Stored records
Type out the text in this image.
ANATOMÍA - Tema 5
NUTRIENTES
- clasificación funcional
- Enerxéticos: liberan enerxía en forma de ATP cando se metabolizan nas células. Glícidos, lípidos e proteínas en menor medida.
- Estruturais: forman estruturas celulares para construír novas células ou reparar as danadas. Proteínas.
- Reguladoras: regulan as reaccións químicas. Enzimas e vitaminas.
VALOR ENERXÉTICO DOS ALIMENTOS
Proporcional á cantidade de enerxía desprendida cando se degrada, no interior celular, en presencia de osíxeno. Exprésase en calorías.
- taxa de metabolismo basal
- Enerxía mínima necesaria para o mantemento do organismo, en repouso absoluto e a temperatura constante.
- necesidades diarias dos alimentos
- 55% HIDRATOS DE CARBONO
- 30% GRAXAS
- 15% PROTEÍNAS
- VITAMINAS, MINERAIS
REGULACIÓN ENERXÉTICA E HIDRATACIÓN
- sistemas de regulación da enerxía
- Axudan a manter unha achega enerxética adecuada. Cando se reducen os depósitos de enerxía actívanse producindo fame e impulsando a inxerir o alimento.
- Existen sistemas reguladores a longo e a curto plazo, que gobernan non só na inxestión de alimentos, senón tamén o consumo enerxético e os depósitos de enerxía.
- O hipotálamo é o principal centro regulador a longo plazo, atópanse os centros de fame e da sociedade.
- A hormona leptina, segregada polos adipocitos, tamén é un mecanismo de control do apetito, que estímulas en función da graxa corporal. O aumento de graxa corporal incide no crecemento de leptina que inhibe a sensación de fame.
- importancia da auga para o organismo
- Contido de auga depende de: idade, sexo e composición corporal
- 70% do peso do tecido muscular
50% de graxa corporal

What is asked
Nothing in the listing may be changed; retype it all exactly.

Completed task
Type out the text in this image.
ANATOMÍA - Tema 5
NUTRIENTES
- clasificación funcional
- Enerxéticos: liberan enerxía en forma de ATP cando se metabolizan nas células. Glícidos, lípidos e proteínas en menor medida.
- Estruturais: forman estruturas celulares para construír novas células ou reparar as danadas. Proteínas.
- Reguladoras: regulan as reaccións químicas. Enzimas e vitaminas.
VALOR ENERXÉTICO DOS ALIMENTOS
Proporcional á cantidade de enerxía desprendida cando se degrada, no interior celular, en presencia de osíxeno. Exprésase en calorías.
- taxa de metabolismo basal
- Enerxía mínima necesaria para o mantemento do organismo, en repouso absoluto e a temperatura constante.
- necesidades diarias dos alimentos
- 55% HIDRATOS DE CARBONO
- 30% GRAXAS
- 15% PROTEÍNAS
- VITAMINAS, MINERAIS
REGULACIÓN ENERXÉTICA E HIDRATACIÓN
- sistemas de regulación da enerxía
- Axudan a manter unha achega enerxética adecuada. Cando se reducen os depósitos de enerxía actívanse producindo fame e impulsando a inxerir o alimento.
- Existen sistemas reguladores a longo e a curto plazo, que gobernan non só na inxestión de alimentos, senón tamén o consumo enerxético e os depósitos de enerxía.
- O hipotálamo é o principal centro regulador a longo plazo, atópanse os centros de fame e da sociedade.
- A hormona leptina, segregada polos adipocitos, tamén é un mecanismo de control do apetito, que estímulas en función da graxa corporal. O aumento de graxa corporal incide no crecemento de leptina que inhibe a sensación de fame.
- importancia da auga para o organismo
- Contido de auga depende de: idade, sexo e composición corporal
- 70% do peso do tecido muscular
50% de graxa corporal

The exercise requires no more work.